§ Short problem: Reproduce all lines of the listing below in which the word "chord" occurs.
** start Information supplied **
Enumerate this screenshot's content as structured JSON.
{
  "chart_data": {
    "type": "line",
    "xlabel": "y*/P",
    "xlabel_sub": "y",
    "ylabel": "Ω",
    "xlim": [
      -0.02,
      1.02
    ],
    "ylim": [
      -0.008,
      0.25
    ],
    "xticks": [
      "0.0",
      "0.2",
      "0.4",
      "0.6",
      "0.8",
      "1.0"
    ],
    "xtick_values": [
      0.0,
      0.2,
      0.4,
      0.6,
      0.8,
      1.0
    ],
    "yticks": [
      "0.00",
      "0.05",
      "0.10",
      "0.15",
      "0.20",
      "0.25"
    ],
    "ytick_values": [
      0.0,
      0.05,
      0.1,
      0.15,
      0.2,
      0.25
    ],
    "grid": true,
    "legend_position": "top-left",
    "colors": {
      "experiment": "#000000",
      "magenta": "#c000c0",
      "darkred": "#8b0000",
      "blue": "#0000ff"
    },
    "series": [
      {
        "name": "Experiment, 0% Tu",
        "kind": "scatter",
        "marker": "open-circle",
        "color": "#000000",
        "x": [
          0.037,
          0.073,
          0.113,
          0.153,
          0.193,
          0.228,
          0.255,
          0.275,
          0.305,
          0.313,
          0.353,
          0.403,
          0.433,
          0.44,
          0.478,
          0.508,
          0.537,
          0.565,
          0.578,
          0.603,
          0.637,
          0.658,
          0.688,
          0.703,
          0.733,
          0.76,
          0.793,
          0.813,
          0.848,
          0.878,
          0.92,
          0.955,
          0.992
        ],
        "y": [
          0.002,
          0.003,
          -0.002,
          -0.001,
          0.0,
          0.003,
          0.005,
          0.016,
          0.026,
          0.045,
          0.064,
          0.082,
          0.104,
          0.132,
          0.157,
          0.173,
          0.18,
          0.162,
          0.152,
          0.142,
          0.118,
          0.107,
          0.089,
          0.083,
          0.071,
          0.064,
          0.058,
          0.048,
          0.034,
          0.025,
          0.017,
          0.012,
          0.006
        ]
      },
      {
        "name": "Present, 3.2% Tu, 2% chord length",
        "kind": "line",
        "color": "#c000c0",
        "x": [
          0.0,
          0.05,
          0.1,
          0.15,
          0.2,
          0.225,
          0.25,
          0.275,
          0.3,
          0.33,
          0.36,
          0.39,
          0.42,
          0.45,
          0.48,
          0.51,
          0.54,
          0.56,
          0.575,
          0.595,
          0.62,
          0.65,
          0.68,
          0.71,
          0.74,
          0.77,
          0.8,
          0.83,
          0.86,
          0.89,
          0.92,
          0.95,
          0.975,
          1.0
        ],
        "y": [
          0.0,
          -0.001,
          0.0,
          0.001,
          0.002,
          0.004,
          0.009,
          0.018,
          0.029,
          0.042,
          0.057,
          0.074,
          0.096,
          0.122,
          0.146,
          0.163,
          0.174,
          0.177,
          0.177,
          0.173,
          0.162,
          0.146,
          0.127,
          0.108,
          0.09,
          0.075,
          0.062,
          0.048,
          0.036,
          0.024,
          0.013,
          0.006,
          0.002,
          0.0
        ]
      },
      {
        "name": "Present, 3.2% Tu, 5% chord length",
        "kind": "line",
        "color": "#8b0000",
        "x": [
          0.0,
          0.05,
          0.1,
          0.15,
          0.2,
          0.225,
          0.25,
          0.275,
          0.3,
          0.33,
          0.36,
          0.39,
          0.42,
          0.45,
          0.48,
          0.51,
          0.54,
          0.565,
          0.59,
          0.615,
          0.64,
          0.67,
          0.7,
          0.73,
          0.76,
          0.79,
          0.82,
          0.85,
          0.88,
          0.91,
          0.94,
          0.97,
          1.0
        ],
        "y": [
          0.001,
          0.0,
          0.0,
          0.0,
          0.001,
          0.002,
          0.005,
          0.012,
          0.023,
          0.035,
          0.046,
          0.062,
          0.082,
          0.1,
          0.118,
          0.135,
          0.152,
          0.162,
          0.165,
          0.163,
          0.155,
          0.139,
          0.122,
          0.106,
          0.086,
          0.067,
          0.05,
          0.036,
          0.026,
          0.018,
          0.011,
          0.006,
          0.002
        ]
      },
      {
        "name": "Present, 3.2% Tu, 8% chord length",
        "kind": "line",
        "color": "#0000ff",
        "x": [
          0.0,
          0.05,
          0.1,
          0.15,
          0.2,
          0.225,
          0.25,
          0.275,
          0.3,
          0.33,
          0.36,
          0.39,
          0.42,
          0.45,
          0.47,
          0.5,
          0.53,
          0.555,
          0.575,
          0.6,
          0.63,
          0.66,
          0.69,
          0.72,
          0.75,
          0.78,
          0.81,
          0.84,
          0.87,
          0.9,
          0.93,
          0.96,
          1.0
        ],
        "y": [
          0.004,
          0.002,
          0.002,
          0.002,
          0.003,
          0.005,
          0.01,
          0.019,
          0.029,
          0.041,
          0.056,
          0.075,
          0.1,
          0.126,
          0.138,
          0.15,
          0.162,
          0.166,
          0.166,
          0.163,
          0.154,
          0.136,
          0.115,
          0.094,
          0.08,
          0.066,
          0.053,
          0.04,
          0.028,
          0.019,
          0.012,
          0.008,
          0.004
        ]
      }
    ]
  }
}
** end Information supplied **
** start Information supplied **
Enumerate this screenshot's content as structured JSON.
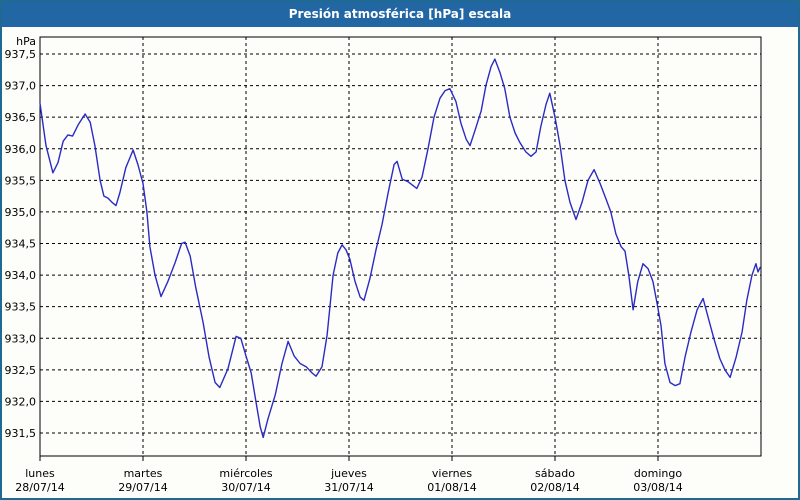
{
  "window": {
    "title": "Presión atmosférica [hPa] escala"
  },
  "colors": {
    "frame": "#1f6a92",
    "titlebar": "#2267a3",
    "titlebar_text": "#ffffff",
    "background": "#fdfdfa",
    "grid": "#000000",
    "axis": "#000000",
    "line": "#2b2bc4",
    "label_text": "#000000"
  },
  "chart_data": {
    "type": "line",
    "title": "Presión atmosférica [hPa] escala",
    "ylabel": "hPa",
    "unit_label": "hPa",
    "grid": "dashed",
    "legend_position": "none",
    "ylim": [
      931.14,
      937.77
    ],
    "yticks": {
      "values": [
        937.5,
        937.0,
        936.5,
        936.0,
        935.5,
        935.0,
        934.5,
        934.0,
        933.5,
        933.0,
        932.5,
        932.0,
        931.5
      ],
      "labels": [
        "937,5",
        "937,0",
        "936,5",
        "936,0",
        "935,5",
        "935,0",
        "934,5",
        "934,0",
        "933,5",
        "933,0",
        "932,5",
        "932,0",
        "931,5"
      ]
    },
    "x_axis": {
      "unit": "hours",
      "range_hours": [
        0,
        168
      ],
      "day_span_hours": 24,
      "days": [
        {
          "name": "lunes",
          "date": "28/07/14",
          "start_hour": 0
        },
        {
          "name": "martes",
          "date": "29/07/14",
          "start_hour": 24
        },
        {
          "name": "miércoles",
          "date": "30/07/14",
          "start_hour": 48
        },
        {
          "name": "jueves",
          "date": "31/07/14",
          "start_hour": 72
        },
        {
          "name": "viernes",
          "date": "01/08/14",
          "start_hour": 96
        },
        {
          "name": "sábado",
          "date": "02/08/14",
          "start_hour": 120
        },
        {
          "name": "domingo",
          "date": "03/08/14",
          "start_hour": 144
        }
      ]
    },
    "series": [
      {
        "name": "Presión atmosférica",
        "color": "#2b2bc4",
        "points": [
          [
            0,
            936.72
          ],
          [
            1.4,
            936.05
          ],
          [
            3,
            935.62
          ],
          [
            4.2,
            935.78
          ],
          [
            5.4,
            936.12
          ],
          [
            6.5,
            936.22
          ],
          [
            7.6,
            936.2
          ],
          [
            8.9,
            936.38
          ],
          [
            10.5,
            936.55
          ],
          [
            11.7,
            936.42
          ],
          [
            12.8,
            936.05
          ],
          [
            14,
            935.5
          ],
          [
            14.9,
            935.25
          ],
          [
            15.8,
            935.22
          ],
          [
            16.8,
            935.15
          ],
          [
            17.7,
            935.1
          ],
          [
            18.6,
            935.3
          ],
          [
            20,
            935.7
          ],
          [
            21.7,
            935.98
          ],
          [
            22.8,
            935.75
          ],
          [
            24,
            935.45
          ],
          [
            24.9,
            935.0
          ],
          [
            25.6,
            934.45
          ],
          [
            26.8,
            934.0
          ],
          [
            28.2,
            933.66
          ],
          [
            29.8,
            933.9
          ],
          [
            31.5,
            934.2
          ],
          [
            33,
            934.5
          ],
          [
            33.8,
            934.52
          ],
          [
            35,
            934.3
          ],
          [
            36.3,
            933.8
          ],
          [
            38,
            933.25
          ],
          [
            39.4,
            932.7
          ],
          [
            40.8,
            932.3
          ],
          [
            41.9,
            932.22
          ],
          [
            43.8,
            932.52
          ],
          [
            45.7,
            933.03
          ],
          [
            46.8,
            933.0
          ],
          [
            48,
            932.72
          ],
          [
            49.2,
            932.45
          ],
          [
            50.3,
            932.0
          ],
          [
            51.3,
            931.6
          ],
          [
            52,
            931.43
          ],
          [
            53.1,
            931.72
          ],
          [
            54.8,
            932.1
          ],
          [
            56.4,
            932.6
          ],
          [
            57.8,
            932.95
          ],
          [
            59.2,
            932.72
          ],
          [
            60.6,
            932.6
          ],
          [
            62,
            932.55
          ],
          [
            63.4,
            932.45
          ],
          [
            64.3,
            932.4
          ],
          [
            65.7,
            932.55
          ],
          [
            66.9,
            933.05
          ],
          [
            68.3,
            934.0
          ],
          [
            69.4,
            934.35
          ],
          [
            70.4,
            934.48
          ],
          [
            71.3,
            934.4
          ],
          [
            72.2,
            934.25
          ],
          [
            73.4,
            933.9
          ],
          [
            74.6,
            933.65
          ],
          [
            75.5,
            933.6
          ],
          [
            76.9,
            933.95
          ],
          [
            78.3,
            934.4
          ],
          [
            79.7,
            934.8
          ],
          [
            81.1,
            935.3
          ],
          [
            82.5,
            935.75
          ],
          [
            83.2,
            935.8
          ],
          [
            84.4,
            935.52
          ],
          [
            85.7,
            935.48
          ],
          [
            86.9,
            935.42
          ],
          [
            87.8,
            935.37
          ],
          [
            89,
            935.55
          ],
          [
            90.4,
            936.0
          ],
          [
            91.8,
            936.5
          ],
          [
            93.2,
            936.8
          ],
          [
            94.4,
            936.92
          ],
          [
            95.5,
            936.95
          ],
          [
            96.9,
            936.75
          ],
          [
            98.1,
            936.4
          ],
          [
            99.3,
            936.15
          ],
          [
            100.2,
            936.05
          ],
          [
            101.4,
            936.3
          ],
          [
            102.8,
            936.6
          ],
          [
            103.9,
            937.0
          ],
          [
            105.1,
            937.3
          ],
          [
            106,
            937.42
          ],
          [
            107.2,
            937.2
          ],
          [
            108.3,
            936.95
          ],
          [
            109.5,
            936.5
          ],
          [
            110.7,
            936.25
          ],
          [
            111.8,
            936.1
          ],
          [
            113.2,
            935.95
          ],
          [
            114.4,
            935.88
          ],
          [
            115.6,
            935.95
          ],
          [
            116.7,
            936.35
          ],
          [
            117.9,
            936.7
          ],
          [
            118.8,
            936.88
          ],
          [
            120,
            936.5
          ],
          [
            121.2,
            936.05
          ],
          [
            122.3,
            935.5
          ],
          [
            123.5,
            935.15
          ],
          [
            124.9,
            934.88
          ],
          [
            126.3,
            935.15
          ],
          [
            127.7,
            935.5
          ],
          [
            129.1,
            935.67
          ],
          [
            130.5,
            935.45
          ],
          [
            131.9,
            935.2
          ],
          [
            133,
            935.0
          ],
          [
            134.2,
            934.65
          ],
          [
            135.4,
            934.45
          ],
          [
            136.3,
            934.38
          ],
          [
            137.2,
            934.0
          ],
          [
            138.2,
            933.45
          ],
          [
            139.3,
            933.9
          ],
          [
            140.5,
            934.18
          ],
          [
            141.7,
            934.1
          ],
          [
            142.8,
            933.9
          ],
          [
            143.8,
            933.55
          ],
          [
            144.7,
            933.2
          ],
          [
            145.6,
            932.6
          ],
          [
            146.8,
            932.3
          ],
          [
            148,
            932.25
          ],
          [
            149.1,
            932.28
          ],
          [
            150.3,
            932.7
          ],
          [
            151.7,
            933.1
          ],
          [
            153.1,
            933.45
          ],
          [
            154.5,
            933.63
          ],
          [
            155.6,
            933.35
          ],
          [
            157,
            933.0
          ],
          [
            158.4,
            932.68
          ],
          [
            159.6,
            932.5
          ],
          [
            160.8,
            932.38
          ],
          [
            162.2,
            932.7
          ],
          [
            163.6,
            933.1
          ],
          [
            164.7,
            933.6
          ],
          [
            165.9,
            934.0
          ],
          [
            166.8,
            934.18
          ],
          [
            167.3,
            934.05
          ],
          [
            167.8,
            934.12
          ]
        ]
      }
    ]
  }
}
** end Information supplied **
§ Final answer:
        "name": "Present, 3.2% Tu, 2% chord length",
        "name": "Present, 3.2% Tu, 5% chord length",
        "name": "Present, 3.2% Tu, 8% chord length",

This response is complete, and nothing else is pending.